— Start Provided information —
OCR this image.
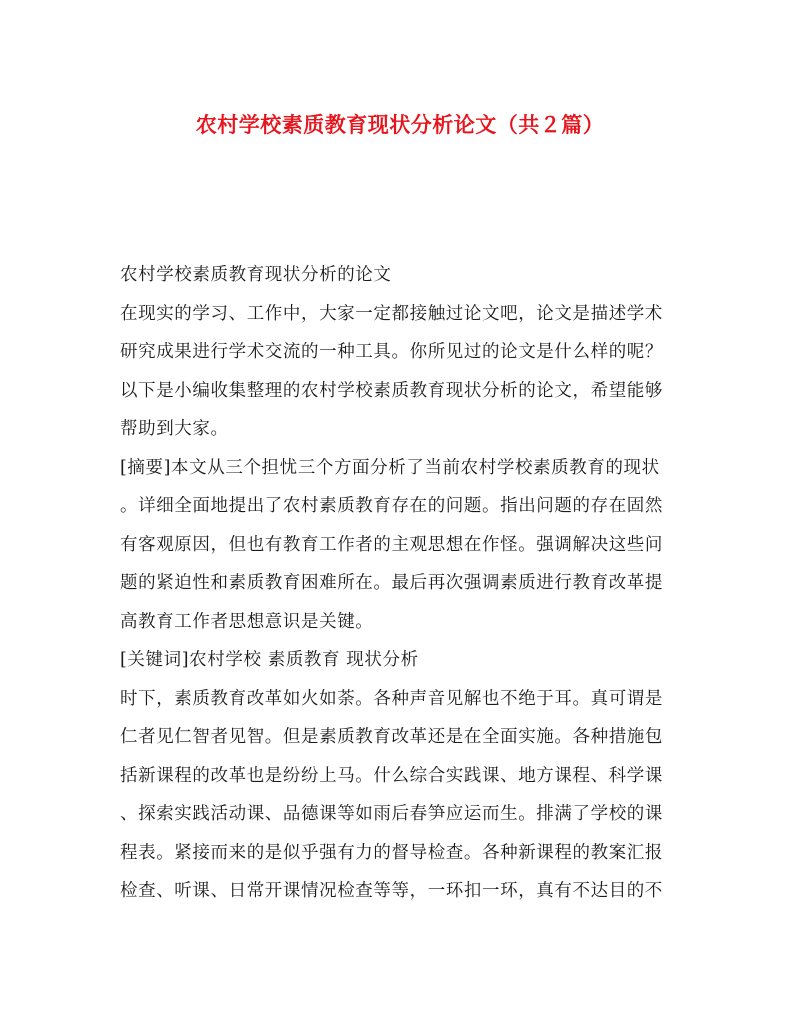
农村学校素质教育现状分析论文（共２篇）
农村学校素质教育现状分析的论文
在现实的学习、工作中，大家一定都接触过论文吧，论文是描述学术
研究成果进行学术交流的一种工具。你所见过的论文是什么样的呢？
以下是小编收集整理的农村学校素质教育现状分析的论文，希望能够
帮助到大家。
[摘要]本文从三个担忧三个方面分析了当前农村学校素质教育的现状
。详细全面地提出了农村素质教育存在的问题。指出问题的存在固然
有客观原因，但也有教育工作者的主观思想在作怪。强调解决这些问
题的紧迫性和素质教育困难所在。最后再次强调素质进行教育改革提
高教育工作者思想意识是关键。
[关键词]农村学校 素质教育 现状分析
时下，素质教育改革如火如荼。各种声音见解也不绝于耳。真可谓是
仁者见仁智者见智。但是素质教育改革还是在全面实施。各种措施包
括新课程的改革也是纷纷上马。什么综合实践课、地方课程、科学课
、探索实践活动课、品德课等如雨后春笋应运而生。排满了学校的课
程表。紧接而来的是似乎强有力的督导检查。各种新课程的教案汇报
检查、听课、日常开课情况检查等等，一环扣一环，真有不达目的不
— End Provided information —
### Problem
Copy out all the data without changing anything, and drop the pictures.

### Output for this exercise
OCR this image.
农村学校素质教育现状分析论文（共２篇）
农村学校素质教育现状分析的论文
在现实的学习、工作中，大家一定都接触过论文吧，论文是描述学术
研究成果进行学术交流的一种工具。你所见过的论文是什么样的呢？
以下是小编收集整理的农村学校素质教育现状分析的论文，希望能够
帮助到大家。
[摘要]本文从三个担忧三个方面分析了当前农村学校素质教育的现状
。详细全面地提出了农村素质教育存在的问题。指出问题的存在固然
有客观原因，但也有教育工作者的主观思想在作怪。强调解决这些问
题的紧迫性和素质教育困难所在。最后再次强调素质进行教育改革提
高教育工作者思想意识是关键。
[关键词]农村学校 素质教育 现状分析
时下，素质教育改革如火如荼。各种声音见解也不绝于耳。真可谓是
仁者见仁智者见智。但是素质教育改革还是在全面实施。各种措施包
括新课程的改革也是纷纷上马。什么综合实践课、地方课程、科学课
、探索实践活动课、品德课等如雨后春笋应运而生。排满了学校的课
程表。紧接而来的是似乎强有力的督导检查。各种新课程的教案汇报
检查、听课、日常开课情况检查等等，一环扣一环，真有不达目的不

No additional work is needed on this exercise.